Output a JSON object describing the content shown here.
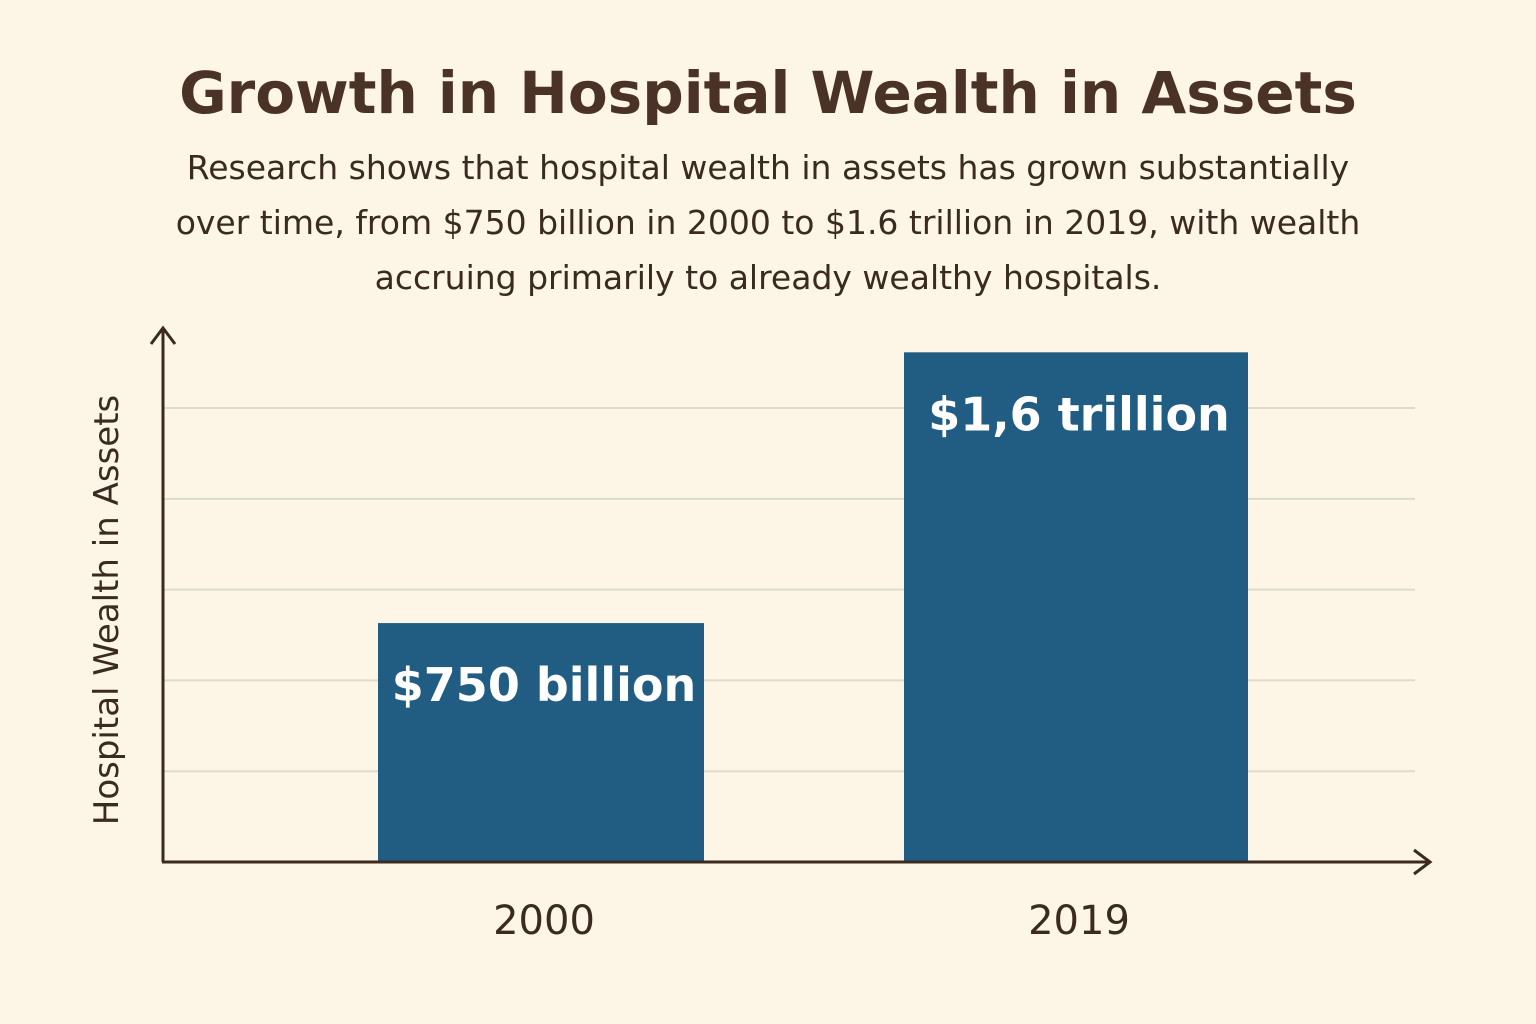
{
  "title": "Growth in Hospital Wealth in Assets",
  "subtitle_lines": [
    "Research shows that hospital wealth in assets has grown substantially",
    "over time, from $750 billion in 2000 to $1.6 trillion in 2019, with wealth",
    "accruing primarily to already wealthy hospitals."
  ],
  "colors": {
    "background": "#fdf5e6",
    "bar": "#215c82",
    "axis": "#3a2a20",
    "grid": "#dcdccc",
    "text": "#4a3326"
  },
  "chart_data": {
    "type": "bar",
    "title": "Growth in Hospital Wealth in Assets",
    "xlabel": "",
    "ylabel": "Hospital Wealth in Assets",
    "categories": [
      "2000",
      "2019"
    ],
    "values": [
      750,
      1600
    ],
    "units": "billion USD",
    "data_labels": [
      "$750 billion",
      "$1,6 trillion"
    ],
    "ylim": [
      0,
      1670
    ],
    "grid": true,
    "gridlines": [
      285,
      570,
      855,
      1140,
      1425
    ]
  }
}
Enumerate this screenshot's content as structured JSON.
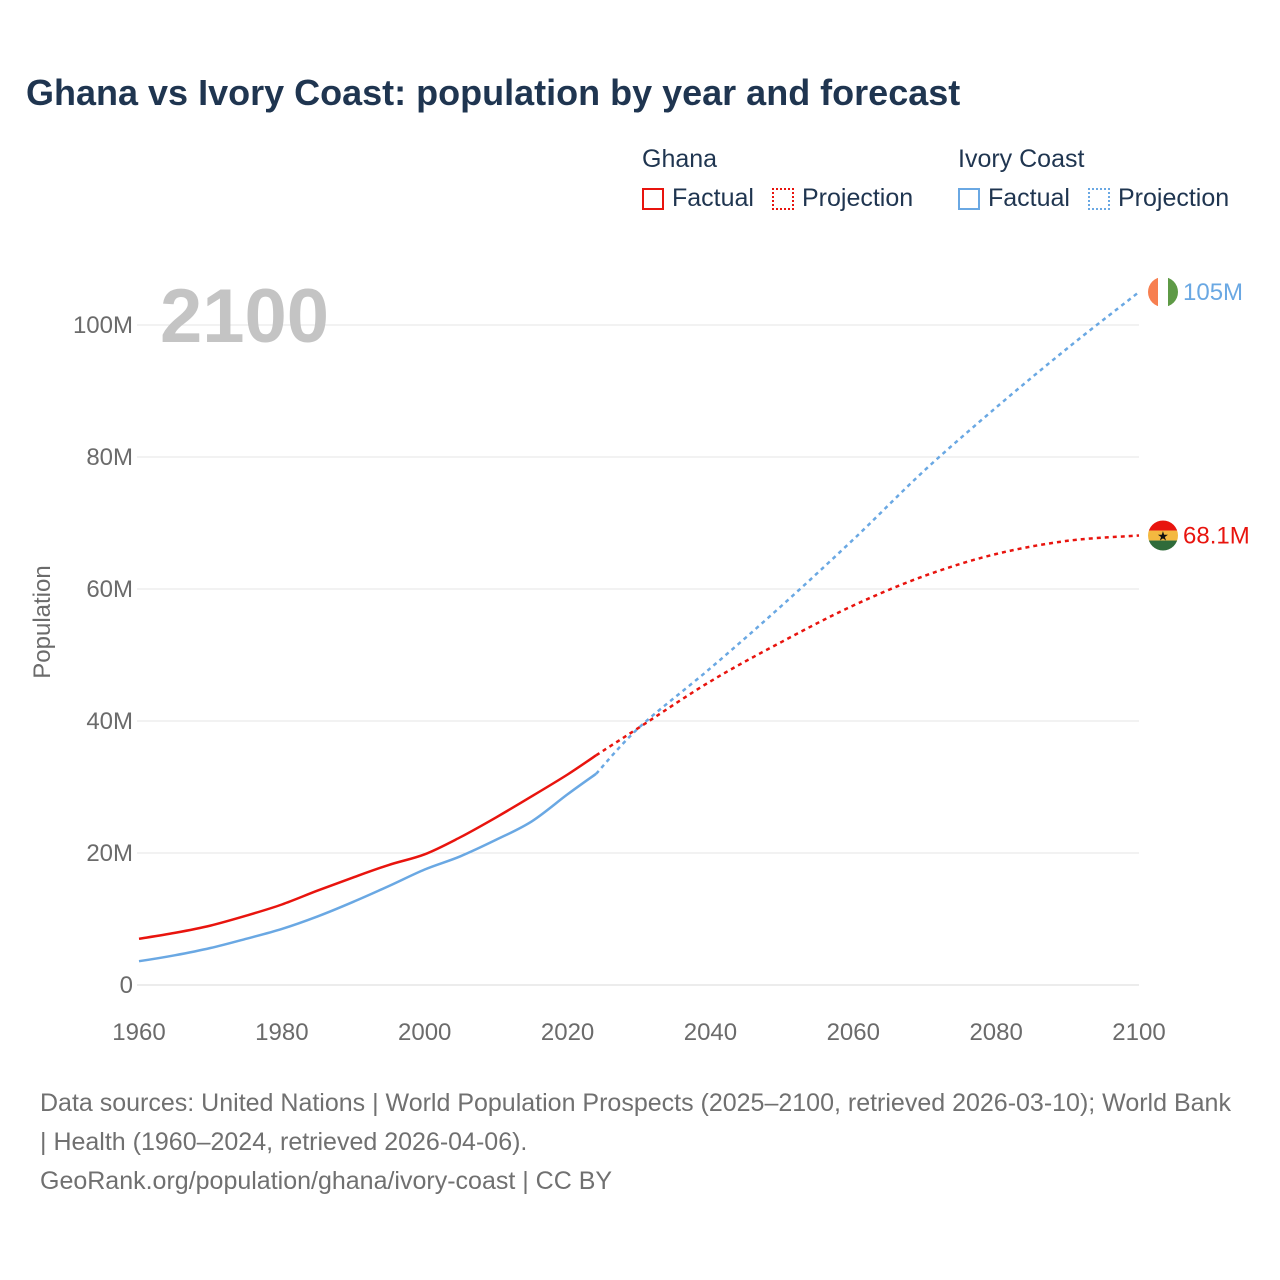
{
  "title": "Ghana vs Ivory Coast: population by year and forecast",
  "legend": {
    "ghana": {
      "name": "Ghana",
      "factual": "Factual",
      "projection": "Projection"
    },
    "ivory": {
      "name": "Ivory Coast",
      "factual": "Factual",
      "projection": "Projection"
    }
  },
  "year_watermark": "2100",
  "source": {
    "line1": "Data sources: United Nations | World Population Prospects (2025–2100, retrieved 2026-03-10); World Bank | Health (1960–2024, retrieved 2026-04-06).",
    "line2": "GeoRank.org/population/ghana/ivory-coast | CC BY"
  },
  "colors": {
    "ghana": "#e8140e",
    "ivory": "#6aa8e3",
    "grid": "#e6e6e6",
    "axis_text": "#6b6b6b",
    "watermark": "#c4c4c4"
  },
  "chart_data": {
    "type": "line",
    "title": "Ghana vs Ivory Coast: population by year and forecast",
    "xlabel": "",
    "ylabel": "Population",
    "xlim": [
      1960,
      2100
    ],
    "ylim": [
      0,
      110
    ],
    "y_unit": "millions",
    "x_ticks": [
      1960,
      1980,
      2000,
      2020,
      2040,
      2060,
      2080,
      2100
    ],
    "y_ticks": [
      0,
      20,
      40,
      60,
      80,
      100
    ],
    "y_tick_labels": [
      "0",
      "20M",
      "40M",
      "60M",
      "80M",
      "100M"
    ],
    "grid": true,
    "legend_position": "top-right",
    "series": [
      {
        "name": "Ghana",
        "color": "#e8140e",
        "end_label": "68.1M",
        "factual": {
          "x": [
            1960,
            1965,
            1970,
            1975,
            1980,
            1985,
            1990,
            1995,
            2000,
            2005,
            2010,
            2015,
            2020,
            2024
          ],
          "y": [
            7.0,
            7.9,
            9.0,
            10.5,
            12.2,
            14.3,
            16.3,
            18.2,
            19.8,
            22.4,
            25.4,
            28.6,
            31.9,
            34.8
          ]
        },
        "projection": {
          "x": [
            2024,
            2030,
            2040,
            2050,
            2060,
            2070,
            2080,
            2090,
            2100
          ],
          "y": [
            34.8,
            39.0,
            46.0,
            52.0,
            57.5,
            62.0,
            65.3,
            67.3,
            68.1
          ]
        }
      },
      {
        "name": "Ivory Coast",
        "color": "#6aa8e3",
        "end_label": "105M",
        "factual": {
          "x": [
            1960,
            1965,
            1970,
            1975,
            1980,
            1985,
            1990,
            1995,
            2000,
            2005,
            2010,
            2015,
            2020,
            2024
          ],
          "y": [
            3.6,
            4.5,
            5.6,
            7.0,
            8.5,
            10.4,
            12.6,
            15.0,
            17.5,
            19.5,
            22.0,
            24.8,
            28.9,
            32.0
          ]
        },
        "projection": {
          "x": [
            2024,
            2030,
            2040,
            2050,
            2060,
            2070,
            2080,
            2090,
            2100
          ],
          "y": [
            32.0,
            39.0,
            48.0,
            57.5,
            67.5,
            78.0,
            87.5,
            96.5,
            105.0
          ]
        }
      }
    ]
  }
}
::::
Each line above that includes "name" counts once; state the total and nothing more.

(Exercise answer): 4